__EXERCISE GOAL__:
Omit the pictures from the entries below and retype everything else exactly.

┏━━

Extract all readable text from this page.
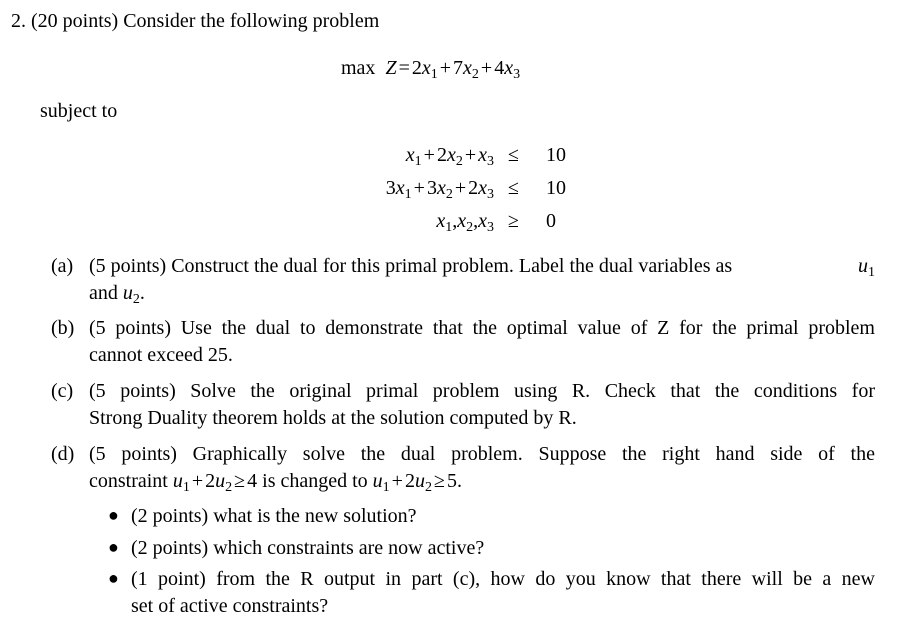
2. (20 points) Consider the following problem
$\max Z = 2x_1 + 7x_2 + 4x_3$
subject to
$x_1 + 2x_2 + x_3 \le 10$
$3x_1 + 3x_2 + 2x_3 \le 10$
$x_1,x_2,x_3 \ge 0$
(a) (5 points) Construct the dual for this primal problem. Label the dual variables as	$u_1$
and $u_2$.
(b) (5 points) Use the dual to demonstrate that the optimal value of Z for the primal problem
cannot exceed 25.
(c) (5 points) Solve the original primal problem using R. Check that the conditions for
Strong Duality theorem holds at the solution computed by R.
(d) (5 points) Graphically solve the dual problem. Suppose the right hand side of the
constraint $u_1 + 2u_2 \ge 4$ is changed to $u_1 + 2u_2 \ge 5$.
● (2 points) what is the new solution?
● (2 points) which constraints are now active?
● (1 point) from the R output in part (c), how do you know that there will be a new
set of active constraints?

┗━━

__THE REPLY__:
Extract all readable text from this page.
2. (20 points) Consider the following problem
$\max Z = 2x_1 + 7x_2 + 4x_3$
subject to
$x_1 + 2x_2 + x_3 \le 10$
$3x_1 + 3x_2 + 2x_3 \le 10$
$x_1,x_2,x_3 \ge 0$
(a) (5 points) Construct the dual for this primal problem. Label the dual variables as	$u_1$
and $u_2$.
(b) (5 points) Use the dual to demonstrate that the optimal value of Z for the primal problem
cannot exceed 25.
(c) (5 points) Solve the original primal problem using R. Check that the conditions for
Strong Duality theorem holds at the solution computed by R.
(d) (5 points) Graphically solve the dual problem. Suppose the right hand side of the
constraint $u_1 + 2u_2 \ge 4$ is changed to $u_1 + 2u_2 \ge 5$.
● (2 points) what is the new solution?
● (2 points) which constraints are now active?
● (1 point) from the R output in part (c), how do you know that there will be a new
set of active constraints?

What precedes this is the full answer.